Return, without any change, each line of the records from the line containing "ticker-item[interactable]: Windows Server" up to and including the line containing "ad-subtitle: Detaylı bilgi".

--- start DATA EXTRACT ---

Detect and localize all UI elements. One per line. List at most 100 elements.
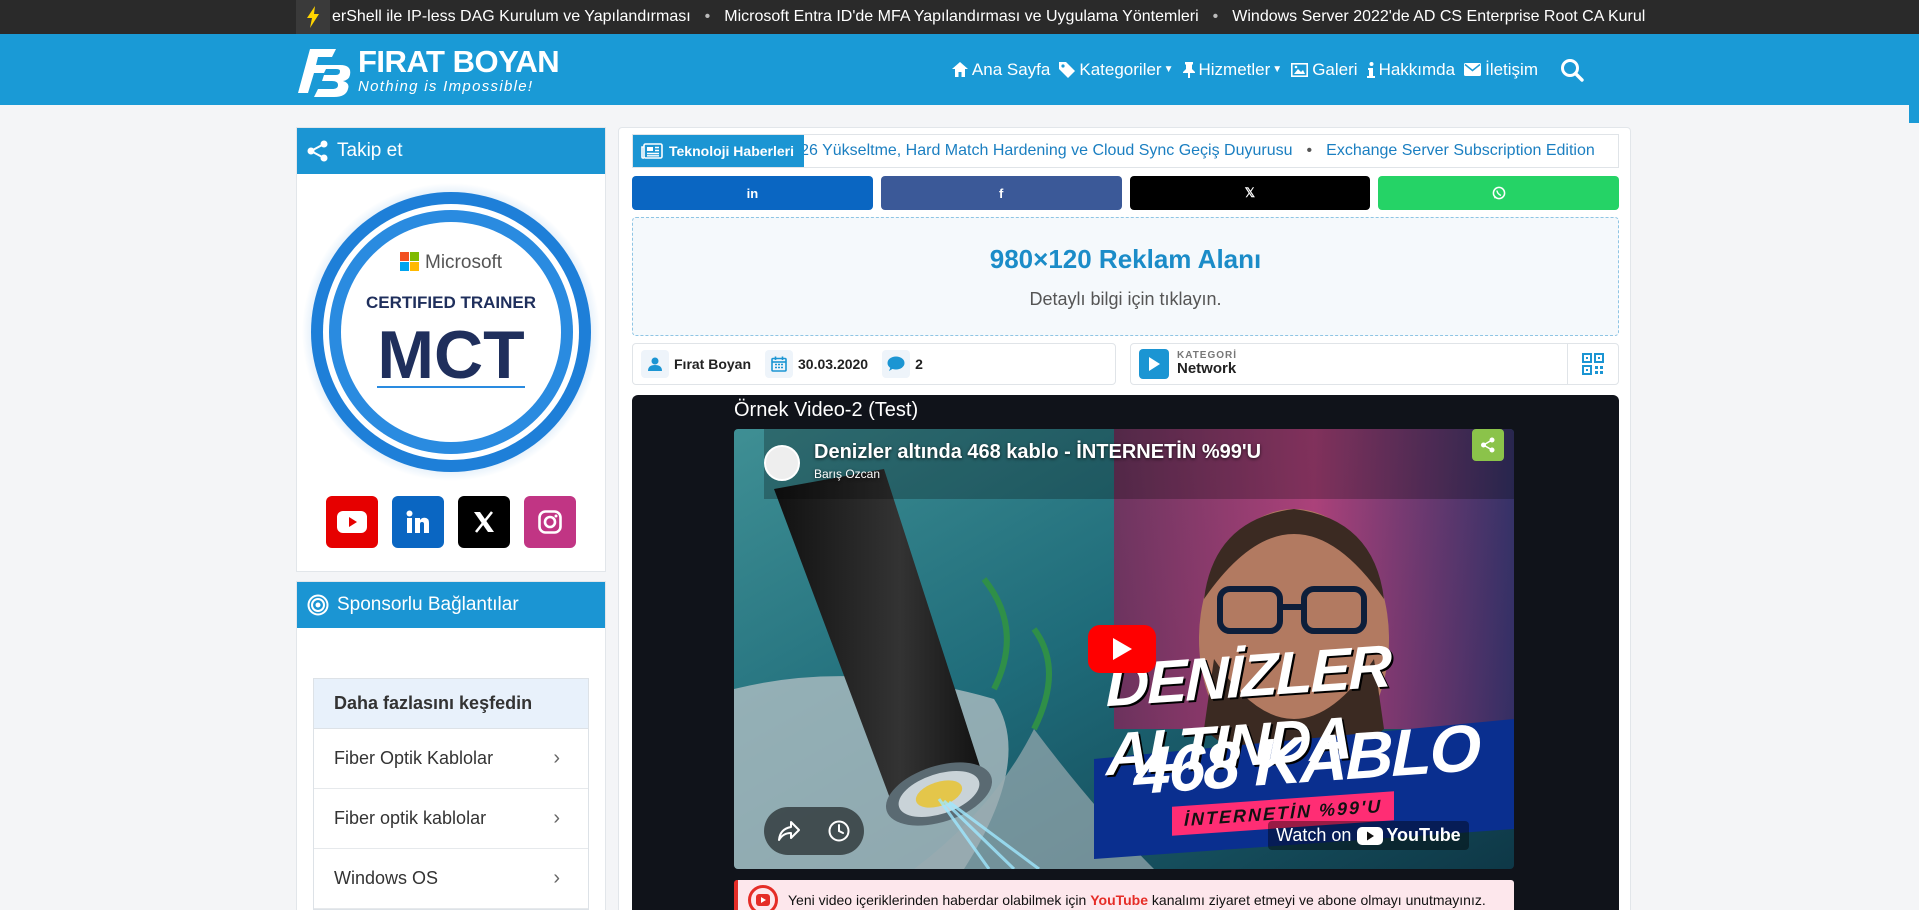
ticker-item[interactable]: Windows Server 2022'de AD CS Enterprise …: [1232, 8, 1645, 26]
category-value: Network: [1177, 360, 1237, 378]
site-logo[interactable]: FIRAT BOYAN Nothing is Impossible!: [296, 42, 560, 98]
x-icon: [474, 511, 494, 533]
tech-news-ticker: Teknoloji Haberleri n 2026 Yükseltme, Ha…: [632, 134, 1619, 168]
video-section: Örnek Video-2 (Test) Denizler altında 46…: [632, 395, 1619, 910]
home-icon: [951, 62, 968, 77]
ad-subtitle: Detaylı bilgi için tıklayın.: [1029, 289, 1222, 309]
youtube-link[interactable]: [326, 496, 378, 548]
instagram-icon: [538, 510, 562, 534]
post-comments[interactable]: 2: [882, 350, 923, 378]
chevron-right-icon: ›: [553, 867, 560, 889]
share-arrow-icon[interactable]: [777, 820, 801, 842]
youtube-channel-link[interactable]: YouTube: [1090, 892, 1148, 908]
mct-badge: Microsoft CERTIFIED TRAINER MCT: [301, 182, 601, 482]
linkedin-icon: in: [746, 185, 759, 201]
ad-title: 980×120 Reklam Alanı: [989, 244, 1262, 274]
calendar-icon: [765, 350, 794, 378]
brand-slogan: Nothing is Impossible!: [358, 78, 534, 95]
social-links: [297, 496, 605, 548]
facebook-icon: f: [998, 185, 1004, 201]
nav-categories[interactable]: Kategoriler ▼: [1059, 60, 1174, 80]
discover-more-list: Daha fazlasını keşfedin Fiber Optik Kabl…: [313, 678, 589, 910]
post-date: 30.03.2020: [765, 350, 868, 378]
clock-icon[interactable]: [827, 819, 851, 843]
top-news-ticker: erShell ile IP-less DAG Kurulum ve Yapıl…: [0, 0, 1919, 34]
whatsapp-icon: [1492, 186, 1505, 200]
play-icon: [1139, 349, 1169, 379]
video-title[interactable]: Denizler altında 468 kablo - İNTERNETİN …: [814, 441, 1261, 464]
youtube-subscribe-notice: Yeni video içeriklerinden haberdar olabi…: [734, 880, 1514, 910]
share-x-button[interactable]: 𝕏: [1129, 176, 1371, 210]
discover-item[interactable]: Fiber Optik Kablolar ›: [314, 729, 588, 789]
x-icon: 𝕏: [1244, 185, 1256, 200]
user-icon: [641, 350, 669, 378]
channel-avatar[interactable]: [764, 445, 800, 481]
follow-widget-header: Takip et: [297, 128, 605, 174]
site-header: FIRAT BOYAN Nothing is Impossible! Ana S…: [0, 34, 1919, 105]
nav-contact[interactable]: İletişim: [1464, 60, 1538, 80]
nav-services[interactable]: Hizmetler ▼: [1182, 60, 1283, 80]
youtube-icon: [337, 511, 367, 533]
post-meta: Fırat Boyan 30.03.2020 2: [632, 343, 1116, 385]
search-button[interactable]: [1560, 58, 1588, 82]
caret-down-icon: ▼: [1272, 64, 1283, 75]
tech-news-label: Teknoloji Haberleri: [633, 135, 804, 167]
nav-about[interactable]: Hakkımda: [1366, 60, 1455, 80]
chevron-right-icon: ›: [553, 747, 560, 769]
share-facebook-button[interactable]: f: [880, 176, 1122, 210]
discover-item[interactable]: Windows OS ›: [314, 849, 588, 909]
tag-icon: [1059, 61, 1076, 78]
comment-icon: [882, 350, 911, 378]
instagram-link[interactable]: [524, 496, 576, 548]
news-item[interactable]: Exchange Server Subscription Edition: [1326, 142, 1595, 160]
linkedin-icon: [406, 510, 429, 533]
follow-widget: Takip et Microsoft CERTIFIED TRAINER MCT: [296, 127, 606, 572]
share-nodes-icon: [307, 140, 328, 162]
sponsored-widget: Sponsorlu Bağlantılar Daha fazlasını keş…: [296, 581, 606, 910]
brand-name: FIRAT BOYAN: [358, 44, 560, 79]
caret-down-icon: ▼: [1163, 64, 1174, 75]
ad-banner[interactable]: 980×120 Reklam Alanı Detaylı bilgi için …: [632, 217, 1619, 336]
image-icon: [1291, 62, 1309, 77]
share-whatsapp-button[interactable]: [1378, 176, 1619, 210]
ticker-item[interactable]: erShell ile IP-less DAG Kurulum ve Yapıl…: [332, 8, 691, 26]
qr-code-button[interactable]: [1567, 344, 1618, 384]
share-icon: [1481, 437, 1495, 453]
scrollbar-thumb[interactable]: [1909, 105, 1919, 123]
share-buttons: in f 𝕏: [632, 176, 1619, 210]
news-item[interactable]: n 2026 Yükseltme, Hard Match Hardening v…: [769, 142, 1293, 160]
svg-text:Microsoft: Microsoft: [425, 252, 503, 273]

--- end DATA EXTRACT ---

— OUTPUT OF THE EXERCISE —
ticker-item[interactable]: Windows Server 2022'de AD CS Enterprise …: [1232, 8, 1645, 26]
category-value: Network: [1177, 360, 1237, 378]
site-logo[interactable]: FIRAT BOYAN Nothing is Impossible!: [296, 42, 560, 98]
x-icon: [474, 511, 494, 533]
tech-news-ticker: Teknoloji Haberleri n 2026 Yükseltme, Ha…: [632, 134, 1619, 168]
video-section: Örnek Video-2 (Test) Denizler altında 46…: [632, 395, 1619, 910]
home-icon: [951, 62, 968, 77]
ad-subtitle: Detaylı bilgi için tıklayın.: [1029, 289, 1222, 309]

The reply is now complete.